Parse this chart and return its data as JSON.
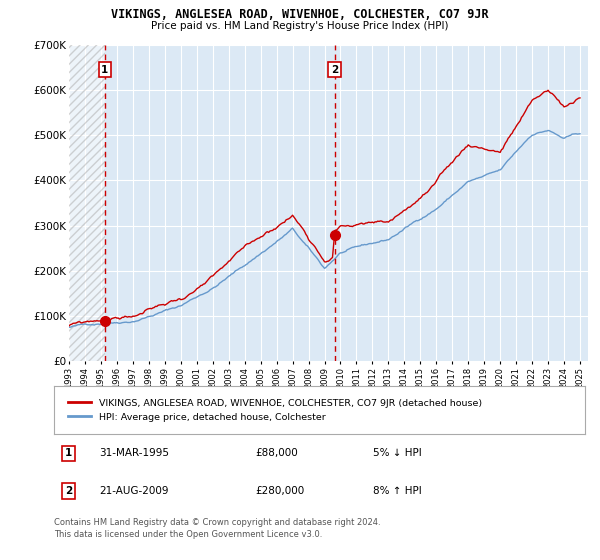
{
  "title": "VIKINGS, ANGLESEA ROAD, WIVENHOE, COLCHESTER, CO7 9JR",
  "subtitle": "Price paid vs. HM Land Registry's House Price Index (HPI)",
  "legend_line1": "VIKINGS, ANGLESEA ROAD, WIVENHOE, COLCHESTER, CO7 9JR (detached house)",
  "legend_line2": "HPI: Average price, detached house, Colchester",
  "transaction1_date": "31-MAR-1995",
  "transaction1_price": "£88,000",
  "transaction1_hpi": "5% ↓ HPI",
  "transaction2_date": "21-AUG-2009",
  "transaction2_price": "£280,000",
  "transaction2_hpi": "8% ↑ HPI",
  "footer": "Contains HM Land Registry data © Crown copyright and database right 2024.\nThis data is licensed under the Open Government Licence v3.0.",
  "plot_bg_color": "#dce9f5",
  "grid_color": "#ffffff",
  "red_line_color": "#cc0000",
  "blue_line_color": "#6699cc",
  "marker_color": "#cc0000",
  "dashed_line_color": "#cc0000",
  "ylim": [
    0,
    700000
  ],
  "yticks": [
    0,
    100000,
    200000,
    300000,
    400000,
    500000,
    600000,
    700000
  ],
  "ytick_labels": [
    "£0",
    "£100K",
    "£200K",
    "£300K",
    "£400K",
    "£500K",
    "£600K",
    "£700K"
  ],
  "transaction1_x": 1995.24,
  "transaction1_y": 88000,
  "transaction2_x": 2009.64,
  "transaction2_y": 280000,
  "hatch_end_x": 1995.24,
  "xmin": 1993.0,
  "xmax": 2025.5
}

+===+

YOUR INSTRUCTIONS. Scan the records above and report how many lines include the word "ROAD", without any other text.

TASK ANSWER. 2